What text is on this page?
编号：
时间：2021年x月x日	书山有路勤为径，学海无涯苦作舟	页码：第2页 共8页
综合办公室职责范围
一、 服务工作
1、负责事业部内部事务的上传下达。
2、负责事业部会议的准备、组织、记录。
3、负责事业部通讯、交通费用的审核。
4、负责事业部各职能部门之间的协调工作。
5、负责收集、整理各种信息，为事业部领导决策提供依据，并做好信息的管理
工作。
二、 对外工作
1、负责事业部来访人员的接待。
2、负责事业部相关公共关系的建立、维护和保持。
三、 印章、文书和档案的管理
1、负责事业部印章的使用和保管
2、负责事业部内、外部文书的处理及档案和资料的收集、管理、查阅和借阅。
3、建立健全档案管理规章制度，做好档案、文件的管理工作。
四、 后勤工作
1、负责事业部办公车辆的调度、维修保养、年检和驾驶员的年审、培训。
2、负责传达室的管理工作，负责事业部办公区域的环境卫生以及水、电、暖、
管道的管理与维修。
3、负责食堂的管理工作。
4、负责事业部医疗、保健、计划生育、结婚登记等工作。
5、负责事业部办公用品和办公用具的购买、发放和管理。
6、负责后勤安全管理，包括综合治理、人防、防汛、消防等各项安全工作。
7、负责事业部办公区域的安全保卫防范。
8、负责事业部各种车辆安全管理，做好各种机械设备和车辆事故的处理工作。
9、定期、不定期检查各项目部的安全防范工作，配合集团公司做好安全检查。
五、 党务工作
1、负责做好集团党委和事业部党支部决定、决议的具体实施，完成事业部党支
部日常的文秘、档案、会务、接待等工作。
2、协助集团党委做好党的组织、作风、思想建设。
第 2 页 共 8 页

> Requirement
Go through the entries and repeat each one exactly.

> Answer to this task
What text is on this page?
编号：
时间：2021年x月x日	书山有路勤为径，学海无涯苦作舟	页码：第2页 共8页
综合办公室职责范围
一、 服务工作
1、负责事业部内部事务的上传下达。
2、负责事业部会议的准备、组织、记录。
3、负责事业部通讯、交通费用的审核。
4、负责事业部各职能部门之间的协调工作。
5、负责收集、整理各种信息，为事业部领导决策提供依据，并做好信息的管理
工作。
二、 对外工作
1、负责事业部来访人员的接待。
2、负责事业部相关公共关系的建立、维护和保持。
三、 印章、文书和档案的管理
1、负责事业部印章的使用和保管
2、负责事业部内、外部文书的处理及档案和资料的收集、管理、查阅和借阅。
3、建立健全档案管理规章制度，做好档案、文件的管理工作。
四、 后勤工作
1、负责事业部办公车辆的调度、维修保养、年检和驾驶员的年审、培训。
2、负责传达室的管理工作，负责事业部办公区域的环境卫生以及水、电、暖、
管道的管理与维修。
3、负责食堂的管理工作。
4、负责事业部医疗、保健、计划生育、结婚登记等工作。
5、负责事业部办公用品和办公用具的购买、发放和管理。
6、负责后勤安全管理，包括综合治理、人防、防汛、消防等各项安全工作。
7、负责事业部办公区域的安全保卫防范。
8、负责事业部各种车辆安全管理，做好各种机械设备和车辆事故的处理工作。
9、定期、不定期检查各项目部的安全防范工作，配合集团公司做好安全检查。
五、 党务工作
1、负责做好集团党委和事业部党支部决定、决议的具体实施，完成事业部党支
部日常的文秘、档案、会务、接待等工作。
2、协助集团党委做好党的组织、作风、思想建设。
第 2 页 共 8 页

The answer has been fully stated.